• **TASK GOAL**
For every record below, repeat the text exactly and pass over any image.

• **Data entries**
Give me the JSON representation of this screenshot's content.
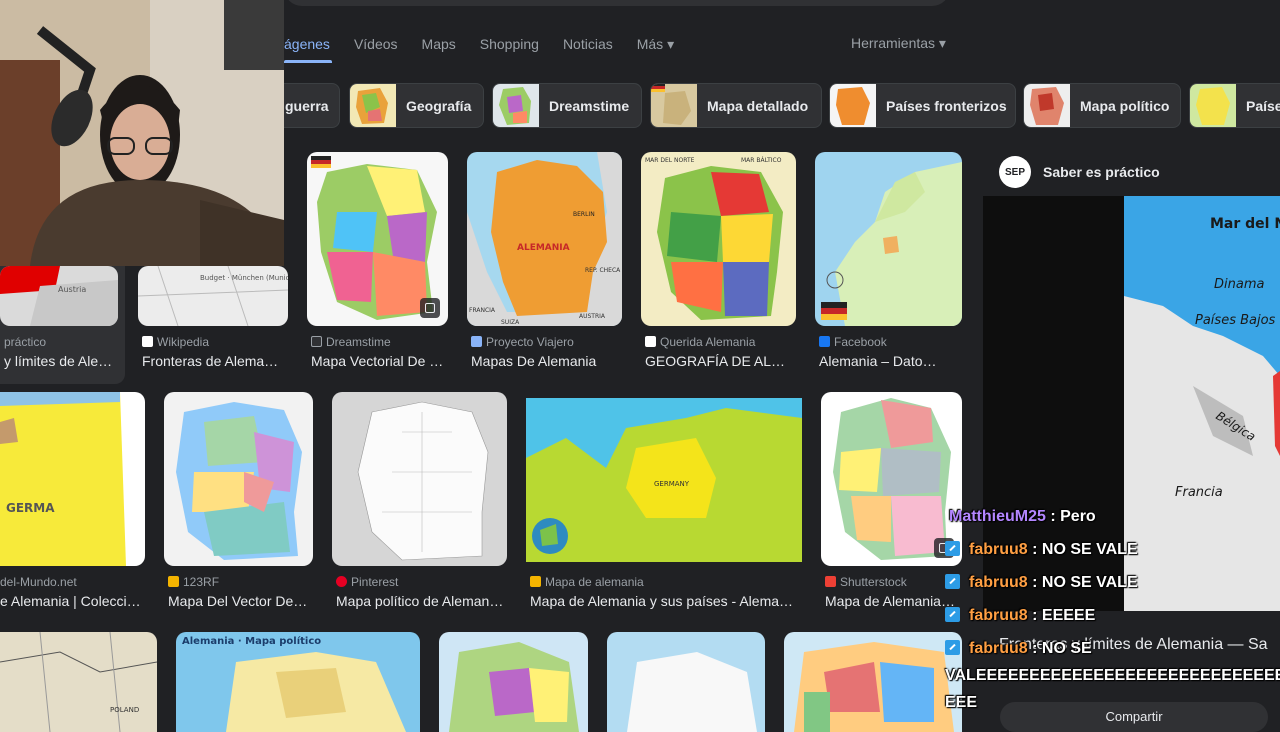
{
  "tabs": {
    "items": [
      {
        "label": "ágenes"
      },
      {
        "label": "Vídeos"
      },
      {
        "label": "Maps"
      },
      {
        "label": "Shopping"
      },
      {
        "label": "Noticias"
      },
      {
        "label": "Más ▾"
      }
    ],
    "tools_label": "Herramientas ▾"
  },
  "chips": [
    {
      "label": "guerra"
    },
    {
      "label": "Geografía"
    },
    {
      "label": "Dreamstime"
    },
    {
      "label": "Mapa detallado"
    },
    {
      "label": "Países fronterizos"
    },
    {
      "label": "Mapa político"
    },
    {
      "label": "Paíse"
    }
  ],
  "results": {
    "row1": [
      {
        "source": "práctico",
        "title": "y límites de Ale…"
      },
      {
        "source": "Wikipedia",
        "title": "Fronteras de Alema…",
        "map_text": "Budget · München (Munich) · Austria"
      },
      {
        "source": "Dreamstime",
        "title": "Mapa Vectorial De …"
      },
      {
        "source": "Proyecto Viajero",
        "title": "Mapas De Alemania",
        "map_text": [
          "ALEMANIA",
          "BERLIN",
          "REP. CHECA",
          "AUSTRIA",
          "SUIZA",
          "FRANCIA"
        ]
      },
      {
        "source": "Querida Alemania",
        "title": "GEOGRAFÍA DE AL…",
        "map_text": [
          "MAR DEL NORTE",
          "MAR BÁLTICO"
        ]
      },
      {
        "source": "Facebook",
        "title": "Alemania – Dato…"
      }
    ],
    "row2": [
      {
        "source": "del-Mundo.net",
        "title": "e Alemania | Colecci…",
        "map_text": "GERMA"
      },
      {
        "source": "123RF",
        "title": "Mapa Del Vector De…"
      },
      {
        "source": "Pinterest",
        "title": "Mapa político de Aleman…"
      },
      {
        "source": "Mapa de alemania",
        "title": "Mapa de Alemania y sus países - Alema…",
        "map_text": "GERMANY"
      },
      {
        "source": "Shutterstock",
        "title": "Mapa de Alemania…"
      }
    ],
    "row3": [
      {
        "map_text": "POLAND"
      },
      {
        "map_text": "Alemania · Mapa político"
      },
      {},
      {},
      {}
    ]
  },
  "side_panel": {
    "logo": "SEP",
    "channel": "Saber es práctico",
    "map_labels": [
      "Mar del Norte",
      "Dinama",
      "Países Bajos",
      "Bélgica",
      "Francia"
    ],
    "title": "Fronteras y límites de Alemania — Sa",
    "share_label": "Compartir"
  },
  "chat": [
    {
      "user": "MatthieuM25",
      "message": ": Pero",
      "mod": false
    },
    {
      "user": "fabruu8",
      "message": ": NO SE VALE",
      "mod": true
    },
    {
      "user": "fabruu8",
      "message": ": NO SE VALE",
      "mod": true
    },
    {
      "user": "fabruu8",
      "message": ": EEEEE",
      "mod": true
    },
    {
      "user": "fabruu8",
      "message": ": NO SE",
      "mod": true
    },
    {
      "message": "VALEEEEEEEEEEEEEEEEEEEEEEEEEEEEEEEE"
    },
    {
      "message": "EEE"
    }
  ],
  "colors": {
    "background": "#202124",
    "accent": "#8ab4f8",
    "chip": "#303134",
    "mod_badge": "#2d9ce6"
  }
}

• **ANSWER TO THIS PROBLEM**
Give me the JSON representation of this screenshot's content.
{
  "tabs": {
    "items": [
      {
        "label": "ágenes"
      },
      {
        "label": "Vídeos"
      },
      {
        "label": "Maps"
      },
      {
        "label": "Shopping"
      },
      {
        "label": "Noticias"
      },
      {
        "label": "Más ▾"
      }
    ],
    "tools_label": "Herramientas ▾"
  },
  "chips": [
    {
      "label": "guerra"
    },
    {
      "label": "Geografía"
    },
    {
      "label": "Dreamstime"
    },
    {
      "label": "Mapa detallado"
    },
    {
      "label": "Países fronterizos"
    },
    {
      "label": "Mapa político"
    },
    {
      "label": "Paíse"
    }
  ],
  "results": {
    "row1": [
      {
        "source": "práctico",
        "title": "y límites de Ale…"
      },
      {
        "source": "Wikipedia",
        "title": "Fronteras de Alema…",
        "map_text": "Budget · München (Munich) · Austria"
      },
      {
        "source": "Dreamstime",
        "title": "Mapa Vectorial De …"
      },
      {
        "source": "Proyecto Viajero",
        "title": "Mapas De Alemania",
        "map_text": [
          "ALEMANIA",
          "BERLIN",
          "REP. CHECA",
          "AUSTRIA",
          "SUIZA",
          "FRANCIA"
        ]
      },
      {
        "source": "Querida Alemania",
        "title": "GEOGRAFÍA DE AL…",
        "map_text": [
          "MAR DEL NORTE",
          "MAR BÁLTICO"
        ]
      },
      {
        "source": "Facebook",
        "title": "Alemania – Dato…"
      }
    ],
    "row2": [
      {
        "source": "del-Mundo.net",
        "title": "e Alemania | Colecci…",
        "map_text": "GERMA"
      },
      {
        "source": "123RF",
        "title": "Mapa Del Vector De…"
      },
      {
        "source": "Pinterest",
        "title": "Mapa político de Aleman…"
      },
      {
        "source": "Mapa de alemania",
        "title": "Mapa de Alemania y sus países - Alema…",
        "map_text": "GERMANY"
      },
      {
        "source": "Shutterstock",
        "title": "Mapa de Alemania…"
      }
    ],
    "row3": [
      {
        "map_text": "POLAND"
      },
      {
        "map_text": "Alemania · Mapa político"
      },
      {},
      {},
      {}
    ]
  },
  "side_panel": {
    "logo": "SEP",
    "channel": "Saber es práctico",
    "map_labels": [
      "Mar del Norte",
      "Dinama",
      "Países Bajos",
      "Bélgica",
      "Francia"
    ],
    "title": "Fronteras y límites de Alemania — Sa",
    "share_label": "Compartir"
  },
  "chat": [
    {
      "user": "MatthieuM25",
      "message": ": Pero",
      "mod": false
    },
    {
      "user": "fabruu8",
      "message": ": NO SE VALE",
      "mod": true
    },
    {
      "user": "fabruu8",
      "message": ": NO SE VALE",
      "mod": true
    },
    {
      "user": "fabruu8",
      "message": ": EEEEE",
      "mod": true
    },
    {
      "user": "fabruu8",
      "message": ": NO SE",
      "mod": true
    },
    {
      "message": "VALEEEEEEEEEEEEEEEEEEEEEEEEEEEEEEEE"
    },
    {
      "message": "EEE"
    }
  ],
  "colors": {
    "background": "#202124",
    "accent": "#8ab4f8",
    "chip": "#303134",
    "mod_badge": "#2d9ce6"
  }
}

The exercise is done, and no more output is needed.